▸ **DATA FOR THE TASK**:

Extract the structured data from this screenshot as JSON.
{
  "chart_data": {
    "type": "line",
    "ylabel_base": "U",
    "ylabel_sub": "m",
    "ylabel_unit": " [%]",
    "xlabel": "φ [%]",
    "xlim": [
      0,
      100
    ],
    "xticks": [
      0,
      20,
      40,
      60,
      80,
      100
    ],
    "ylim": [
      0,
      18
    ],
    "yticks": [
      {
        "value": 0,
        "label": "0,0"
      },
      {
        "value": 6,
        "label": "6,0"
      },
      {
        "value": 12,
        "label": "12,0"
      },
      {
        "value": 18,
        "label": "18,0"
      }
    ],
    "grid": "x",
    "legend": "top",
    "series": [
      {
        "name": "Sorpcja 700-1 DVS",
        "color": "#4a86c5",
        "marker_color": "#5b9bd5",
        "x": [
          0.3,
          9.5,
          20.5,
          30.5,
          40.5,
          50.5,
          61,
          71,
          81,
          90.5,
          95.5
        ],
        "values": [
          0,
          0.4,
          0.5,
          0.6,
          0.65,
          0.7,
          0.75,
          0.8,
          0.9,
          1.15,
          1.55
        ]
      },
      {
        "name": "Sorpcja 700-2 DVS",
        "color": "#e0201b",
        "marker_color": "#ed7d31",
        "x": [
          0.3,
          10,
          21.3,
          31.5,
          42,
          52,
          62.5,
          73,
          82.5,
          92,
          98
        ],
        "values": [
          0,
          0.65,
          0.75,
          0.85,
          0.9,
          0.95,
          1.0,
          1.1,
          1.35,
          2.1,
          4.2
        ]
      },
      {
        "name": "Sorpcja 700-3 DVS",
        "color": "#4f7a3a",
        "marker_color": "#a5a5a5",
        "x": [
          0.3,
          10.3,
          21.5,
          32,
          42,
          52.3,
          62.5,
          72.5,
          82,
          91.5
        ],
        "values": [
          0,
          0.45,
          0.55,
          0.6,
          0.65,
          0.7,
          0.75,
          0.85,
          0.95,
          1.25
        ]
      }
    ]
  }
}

▸ **WHAT TO WORK ON**: Your task is to repeat the data exactly; please include every line.

▸ **SOLUTION TO THIS PROBLEM**:
Extract the structured data from this screenshot as JSON.
{
  "chart_data": {
    "type": "line",
    "ylabel_base": "U",
    "ylabel_sub": "m",
    "ylabel_unit": " [%]",
    "xlabel": "φ [%]",
    "xlim": [
      0,
      100
    ],
    "xticks": [
      0,
      20,
      40,
      60,
      80,
      100
    ],
    "ylim": [
      0,
      18
    ],
    "yticks": [
      {
        "value": 0,
        "label": "0,0"
      },
      {
        "value": 6,
        "label": "6,0"
      },
      {
        "value": 12,
        "label": "12,0"
      },
      {
        "value": 18,
        "label": "18,0"
      }
    ],
    "grid": "x",
    "legend": "top",
    "series": [
      {
        "name": "Sorpcja 700-1 DVS",
        "color": "#4a86c5",
        "marker_color": "#5b9bd5",
        "x": [
          0.3,
          9.5,
          20.5,
          30.5,
          40.5,
          50.5,
          61,
          71,
          81,
          90.5,
          95.5
        ],
        "values": [
          0,
          0.4,
          0.5,
          0.6,
          0.65,
          0.7,
          0.75,
          0.8,
          0.9,
          1.15,
          1.55
        ]
      },
      {
        "name": "Sorpcja 700-2 DVS",
        "color": "#e0201b",
        "marker_color": "#ed7d31",
        "x": [
          0.3,
          10,
          21.3,
          31.5,
          42,
          52,
          62.5,
          73,
          82.5,
          92,
          98
        ],
        "values": [
          0,
          0.65,
          0.75,
          0.85,
          0.9,
          0.95,
          1.0,
          1.1,
          1.35,
          2.1,
          4.2
        ]
      },
      {
        "name": "Sorpcja 700-3 DVS",
        "color": "#4f7a3a",
        "marker_color": "#a5a5a5",
        "x": [
          0.3,
          10.3,
          21.5,
          32,
          42,
          52.3,
          62.5,
          72.5,
          82,
          91.5
        ],
        "values": [
          0,
          0.45,
          0.55,
          0.6,
          0.65,
          0.7,
          0.75,
          0.85,
          0.95,
          1.25
        ]
      }
    ]
  }
}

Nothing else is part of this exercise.